Rows from a figure dataset:
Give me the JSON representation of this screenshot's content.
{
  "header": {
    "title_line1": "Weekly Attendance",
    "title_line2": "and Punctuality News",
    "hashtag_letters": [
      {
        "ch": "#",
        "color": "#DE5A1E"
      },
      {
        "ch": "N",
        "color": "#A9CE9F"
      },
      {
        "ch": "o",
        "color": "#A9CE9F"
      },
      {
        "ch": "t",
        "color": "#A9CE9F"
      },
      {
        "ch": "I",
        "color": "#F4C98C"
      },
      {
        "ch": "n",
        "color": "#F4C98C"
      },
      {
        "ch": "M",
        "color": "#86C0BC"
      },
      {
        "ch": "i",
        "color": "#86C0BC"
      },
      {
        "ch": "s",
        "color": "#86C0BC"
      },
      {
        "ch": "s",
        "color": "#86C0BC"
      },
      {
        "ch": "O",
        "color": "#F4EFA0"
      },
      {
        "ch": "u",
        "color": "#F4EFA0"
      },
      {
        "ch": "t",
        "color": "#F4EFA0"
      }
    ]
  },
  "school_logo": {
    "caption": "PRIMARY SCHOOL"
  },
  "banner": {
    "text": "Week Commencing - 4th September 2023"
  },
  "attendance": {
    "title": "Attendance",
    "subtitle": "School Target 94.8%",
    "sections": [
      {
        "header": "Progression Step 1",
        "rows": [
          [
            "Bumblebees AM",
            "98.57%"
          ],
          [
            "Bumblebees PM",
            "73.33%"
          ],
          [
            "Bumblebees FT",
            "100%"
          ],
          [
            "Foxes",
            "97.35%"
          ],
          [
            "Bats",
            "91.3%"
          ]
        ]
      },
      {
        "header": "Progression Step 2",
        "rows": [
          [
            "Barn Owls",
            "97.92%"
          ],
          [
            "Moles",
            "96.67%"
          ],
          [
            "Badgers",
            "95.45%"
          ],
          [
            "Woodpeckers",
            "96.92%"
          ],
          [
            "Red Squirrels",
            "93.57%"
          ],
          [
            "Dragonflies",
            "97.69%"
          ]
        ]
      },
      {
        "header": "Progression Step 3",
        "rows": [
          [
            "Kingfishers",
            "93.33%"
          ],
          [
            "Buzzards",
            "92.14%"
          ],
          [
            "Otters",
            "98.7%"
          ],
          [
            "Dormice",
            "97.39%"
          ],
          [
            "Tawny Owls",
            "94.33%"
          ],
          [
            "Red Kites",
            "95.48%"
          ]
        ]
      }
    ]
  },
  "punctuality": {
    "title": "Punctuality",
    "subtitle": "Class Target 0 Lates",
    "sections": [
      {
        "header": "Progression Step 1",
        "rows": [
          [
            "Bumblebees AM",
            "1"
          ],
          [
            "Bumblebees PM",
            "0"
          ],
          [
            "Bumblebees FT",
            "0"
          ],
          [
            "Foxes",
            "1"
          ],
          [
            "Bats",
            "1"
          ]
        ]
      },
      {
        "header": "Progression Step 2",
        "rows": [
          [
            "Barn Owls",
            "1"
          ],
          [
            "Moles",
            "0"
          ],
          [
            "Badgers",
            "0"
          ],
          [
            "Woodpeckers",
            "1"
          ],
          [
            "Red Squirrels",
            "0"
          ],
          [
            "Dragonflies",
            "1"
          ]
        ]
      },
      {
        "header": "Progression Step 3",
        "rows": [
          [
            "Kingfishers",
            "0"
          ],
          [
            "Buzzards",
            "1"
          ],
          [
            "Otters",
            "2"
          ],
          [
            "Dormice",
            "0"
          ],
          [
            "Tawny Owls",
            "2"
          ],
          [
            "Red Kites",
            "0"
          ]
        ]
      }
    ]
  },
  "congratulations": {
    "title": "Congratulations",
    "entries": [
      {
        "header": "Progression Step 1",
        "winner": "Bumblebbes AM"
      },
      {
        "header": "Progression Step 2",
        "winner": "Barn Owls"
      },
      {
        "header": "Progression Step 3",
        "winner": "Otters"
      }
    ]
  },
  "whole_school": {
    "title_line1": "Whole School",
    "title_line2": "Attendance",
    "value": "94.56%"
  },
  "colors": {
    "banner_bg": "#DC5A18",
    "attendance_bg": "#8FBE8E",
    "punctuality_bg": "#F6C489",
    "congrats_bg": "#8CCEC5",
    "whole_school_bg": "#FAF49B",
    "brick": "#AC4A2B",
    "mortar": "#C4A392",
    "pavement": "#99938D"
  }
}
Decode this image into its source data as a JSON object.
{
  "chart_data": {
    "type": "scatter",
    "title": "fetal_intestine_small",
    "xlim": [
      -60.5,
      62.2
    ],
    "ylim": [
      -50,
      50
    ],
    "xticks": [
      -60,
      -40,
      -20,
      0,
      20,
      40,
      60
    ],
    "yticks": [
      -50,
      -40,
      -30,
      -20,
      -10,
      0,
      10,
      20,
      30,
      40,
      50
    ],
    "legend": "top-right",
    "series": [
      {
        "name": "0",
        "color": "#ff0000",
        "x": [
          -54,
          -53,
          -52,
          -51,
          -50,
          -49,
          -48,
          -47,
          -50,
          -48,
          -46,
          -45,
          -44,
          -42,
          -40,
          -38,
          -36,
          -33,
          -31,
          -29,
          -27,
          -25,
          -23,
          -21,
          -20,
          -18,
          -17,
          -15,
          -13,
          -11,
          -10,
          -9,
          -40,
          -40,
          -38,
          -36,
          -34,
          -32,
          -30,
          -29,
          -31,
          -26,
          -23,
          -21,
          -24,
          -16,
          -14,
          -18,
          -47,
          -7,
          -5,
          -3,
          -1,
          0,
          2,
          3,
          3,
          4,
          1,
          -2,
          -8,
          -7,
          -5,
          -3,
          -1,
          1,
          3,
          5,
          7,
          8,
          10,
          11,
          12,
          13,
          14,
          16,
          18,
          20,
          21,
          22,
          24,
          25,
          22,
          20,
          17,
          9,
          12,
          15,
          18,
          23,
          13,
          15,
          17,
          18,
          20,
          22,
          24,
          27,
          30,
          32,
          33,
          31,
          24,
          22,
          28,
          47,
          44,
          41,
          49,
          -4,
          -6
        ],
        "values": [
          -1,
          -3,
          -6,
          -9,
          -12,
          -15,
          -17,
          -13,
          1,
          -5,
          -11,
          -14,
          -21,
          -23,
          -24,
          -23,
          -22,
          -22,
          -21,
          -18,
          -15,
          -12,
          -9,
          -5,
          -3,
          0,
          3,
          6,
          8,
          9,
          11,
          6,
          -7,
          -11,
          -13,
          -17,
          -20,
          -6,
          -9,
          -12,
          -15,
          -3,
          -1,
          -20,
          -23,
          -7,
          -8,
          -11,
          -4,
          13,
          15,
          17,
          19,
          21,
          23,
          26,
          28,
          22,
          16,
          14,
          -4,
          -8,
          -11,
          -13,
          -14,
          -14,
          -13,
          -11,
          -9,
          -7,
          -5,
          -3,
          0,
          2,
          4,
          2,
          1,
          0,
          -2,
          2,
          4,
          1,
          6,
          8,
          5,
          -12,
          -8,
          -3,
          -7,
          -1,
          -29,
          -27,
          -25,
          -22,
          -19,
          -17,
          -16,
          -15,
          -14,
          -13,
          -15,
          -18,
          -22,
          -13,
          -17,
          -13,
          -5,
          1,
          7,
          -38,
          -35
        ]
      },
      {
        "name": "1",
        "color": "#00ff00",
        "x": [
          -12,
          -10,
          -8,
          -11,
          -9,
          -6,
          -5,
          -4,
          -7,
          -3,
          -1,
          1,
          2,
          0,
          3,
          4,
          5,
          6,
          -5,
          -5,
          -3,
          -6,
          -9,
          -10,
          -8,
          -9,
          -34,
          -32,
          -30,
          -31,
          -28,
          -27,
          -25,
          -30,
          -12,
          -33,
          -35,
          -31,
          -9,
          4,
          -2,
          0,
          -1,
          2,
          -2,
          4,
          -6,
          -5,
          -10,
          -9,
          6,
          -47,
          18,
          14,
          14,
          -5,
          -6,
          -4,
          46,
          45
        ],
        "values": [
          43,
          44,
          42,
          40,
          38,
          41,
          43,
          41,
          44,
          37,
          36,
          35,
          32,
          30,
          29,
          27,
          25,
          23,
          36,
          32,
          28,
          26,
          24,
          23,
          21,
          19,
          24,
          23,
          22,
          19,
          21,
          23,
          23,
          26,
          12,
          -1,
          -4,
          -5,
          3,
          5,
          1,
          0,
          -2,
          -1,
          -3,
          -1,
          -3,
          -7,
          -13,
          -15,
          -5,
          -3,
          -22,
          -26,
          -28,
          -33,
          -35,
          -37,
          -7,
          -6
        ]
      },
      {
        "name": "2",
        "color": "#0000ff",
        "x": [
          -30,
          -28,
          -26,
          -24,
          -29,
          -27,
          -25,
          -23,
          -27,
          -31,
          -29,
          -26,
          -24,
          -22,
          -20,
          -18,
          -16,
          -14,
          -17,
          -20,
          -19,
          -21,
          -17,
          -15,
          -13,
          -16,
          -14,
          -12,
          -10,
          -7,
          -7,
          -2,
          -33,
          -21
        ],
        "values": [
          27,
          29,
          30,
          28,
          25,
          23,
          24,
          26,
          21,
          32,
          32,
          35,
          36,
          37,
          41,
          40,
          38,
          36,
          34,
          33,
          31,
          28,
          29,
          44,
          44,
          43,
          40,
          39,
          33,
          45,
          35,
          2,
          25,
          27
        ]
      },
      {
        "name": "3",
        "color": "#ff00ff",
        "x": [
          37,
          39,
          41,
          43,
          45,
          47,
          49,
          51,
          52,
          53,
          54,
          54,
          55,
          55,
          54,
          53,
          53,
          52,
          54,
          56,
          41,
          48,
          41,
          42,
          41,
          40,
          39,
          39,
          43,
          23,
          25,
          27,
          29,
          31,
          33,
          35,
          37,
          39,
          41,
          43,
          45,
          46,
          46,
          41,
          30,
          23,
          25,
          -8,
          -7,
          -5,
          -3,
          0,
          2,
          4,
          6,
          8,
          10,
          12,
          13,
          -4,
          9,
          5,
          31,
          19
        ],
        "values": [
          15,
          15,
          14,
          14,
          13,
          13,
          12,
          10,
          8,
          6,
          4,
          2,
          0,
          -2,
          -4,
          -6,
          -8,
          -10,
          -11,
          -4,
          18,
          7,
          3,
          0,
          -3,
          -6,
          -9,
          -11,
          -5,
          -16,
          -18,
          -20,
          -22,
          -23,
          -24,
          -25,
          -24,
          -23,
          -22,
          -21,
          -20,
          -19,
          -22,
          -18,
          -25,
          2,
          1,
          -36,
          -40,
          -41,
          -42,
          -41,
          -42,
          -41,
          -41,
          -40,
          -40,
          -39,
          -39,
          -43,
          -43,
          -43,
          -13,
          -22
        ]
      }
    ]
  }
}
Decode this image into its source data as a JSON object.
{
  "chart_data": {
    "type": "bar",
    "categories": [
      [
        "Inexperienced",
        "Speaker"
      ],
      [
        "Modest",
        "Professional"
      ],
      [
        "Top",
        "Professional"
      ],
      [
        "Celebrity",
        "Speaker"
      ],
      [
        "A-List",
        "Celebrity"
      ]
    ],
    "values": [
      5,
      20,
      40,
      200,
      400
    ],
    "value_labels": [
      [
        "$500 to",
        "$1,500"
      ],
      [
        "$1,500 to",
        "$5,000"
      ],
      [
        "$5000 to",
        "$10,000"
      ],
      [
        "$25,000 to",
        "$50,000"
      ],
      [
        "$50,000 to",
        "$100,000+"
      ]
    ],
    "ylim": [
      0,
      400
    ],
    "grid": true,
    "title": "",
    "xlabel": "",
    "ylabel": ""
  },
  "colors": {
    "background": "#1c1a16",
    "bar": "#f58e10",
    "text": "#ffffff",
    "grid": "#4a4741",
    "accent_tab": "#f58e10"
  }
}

Task: Copy all lines from the material that contain "text".

Task solution:
    "text": "Week Commencing - 4th September 2023"
    "text": "#ffffff",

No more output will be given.